- [THE PROBLEM] Give only the number of lines where "this" occurs.

- [MATERIAL PROVIDED]

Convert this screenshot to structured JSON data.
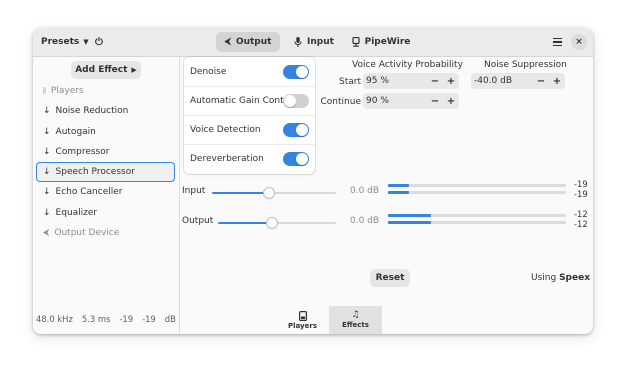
{
  "header": {
    "presets_label": "Presets",
    "tabs": [
      {
        "label": "Output",
        "icon": "output-arrow-icon",
        "active": true
      },
      {
        "label": "Input",
        "icon": "microphone-icon",
        "active": false
      },
      {
        "label": "PipeWire",
        "icon": "pipewire-icon",
        "active": false
      }
    ]
  },
  "sidebar": {
    "add_effect_label": "Add Effect",
    "items": [
      {
        "label": "Players",
        "icon": "players-icon",
        "dim": true
      },
      {
        "label": "Noise Reduction",
        "icon": "arrow-down-icon"
      },
      {
        "label": "Autogain",
        "icon": "arrow-down-icon"
      },
      {
        "label": "Compressor",
        "icon": "arrow-down-icon"
      },
      {
        "label": "Speech Processor",
        "icon": "arrow-down-icon",
        "selected": true
      },
      {
        "label": "Echo Canceller",
        "icon": "arrow-down-icon"
      },
      {
        "label": "Equalizer",
        "icon": "arrow-down-icon"
      },
      {
        "label": "Output Device",
        "icon": "output-device-icon",
        "dim": true
      }
    ],
    "status": {
      "sample_rate": "48.0 kHz",
      "latency": "5.3 ms",
      "level_left": "-19",
      "level_right": "-19",
      "unit": "dB"
    }
  },
  "toggles": [
    {
      "label": "Denoise",
      "on": true
    },
    {
      "label": "Automatic Gain Control",
      "on": false
    },
    {
      "label": "Voice Detection",
      "on": true
    },
    {
      "label": "Dereverberation",
      "on": true
    }
  ],
  "vad": {
    "title": "Voice Activity Probability",
    "start_label": "Start",
    "start_value": "95 %",
    "continue_label": "Continue",
    "continue_value": "90 %"
  },
  "noise_suppression": {
    "title": "Noise Suppression",
    "value": "-40.0 dB"
  },
  "gains": {
    "input": {
      "label": "Input",
      "value": "0.0 dB",
      "slider_fraction": 0.46,
      "meter_fractions": [
        0.12,
        0.12
      ],
      "meter_values": [
        "-19",
        "-19"
      ]
    },
    "output": {
      "label": "Output",
      "value": "0.0 dB",
      "slider_fraction": 0.46,
      "meter_fractions": [
        0.24,
        0.24
      ],
      "meter_values": [
        "-12",
        "-12"
      ]
    }
  },
  "reset_label": "Reset",
  "engine": {
    "prefix": "Using",
    "name": "Speex"
  },
  "bottom_tabs": [
    {
      "label": "Players",
      "icon": "players-tab-icon",
      "active": false
    },
    {
      "label": "Effects",
      "icon": "music-note-icon",
      "active": true
    }
  ],
  "colors": {
    "accent": "#3584e4"
  }
}
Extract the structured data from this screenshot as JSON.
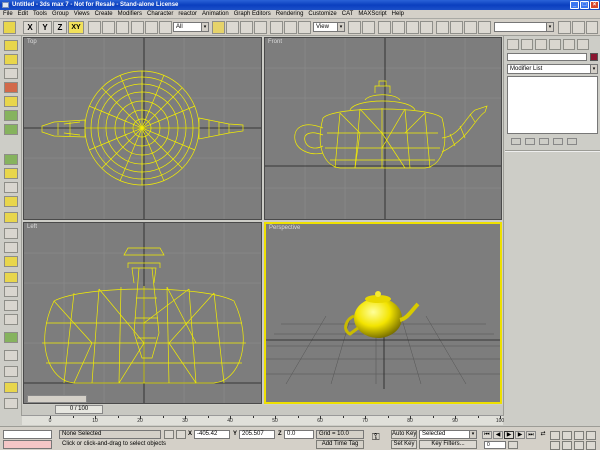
{
  "window": {
    "title": "Untitled - 3ds max 7 - Not for Resale - Stand-alone License"
  },
  "menu": [
    "File",
    "Edit",
    "Tools",
    "Group",
    "Views",
    "Create",
    "Modifiers",
    "Character",
    "reactor",
    "Animation",
    "Graph Editors",
    "Rendering",
    "Customize",
    "CAT",
    "MAXScript",
    "Help"
  ],
  "toolbar": {
    "axis_x": "X",
    "axis_y": "Y",
    "axis_z": "Z",
    "axis_xy": "XY",
    "filter_value": "All",
    "view_value": "View"
  },
  "viewports": {
    "top": "Top",
    "front": "Front",
    "left": "Left",
    "perspective": "Perspective"
  },
  "command_panel": {
    "modifier_list": "Modifier List"
  },
  "timeline": {
    "frame_readout": "0 / 100",
    "ticks": [
      "0",
      "10",
      "20",
      "30",
      "40",
      "50",
      "60",
      "70",
      "80",
      "90",
      "100"
    ]
  },
  "status": {
    "selection": "None Selected",
    "prompt": "Click or click-and-drag to select objects",
    "x_label": "X",
    "x_value": "-405.42",
    "y_label": "Y",
    "y_value": "205.507",
    "z_label": "Z",
    "z_value": "0.0",
    "grid": "Grid = 10.0",
    "add_time_tag": "Add Time Tag",
    "auto_key": "Auto Key",
    "set_key": "Set Key",
    "selected_dropdown": "Selected",
    "key_filters": "Key Filters...",
    "frame_value": "0"
  },
  "colors": {
    "wire": "#f4ee00",
    "viewport_bg": "#7d7d7d",
    "grid": "#8f8f8f",
    "active_border": "#eee000"
  }
}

- [WORKED ANSWER] 2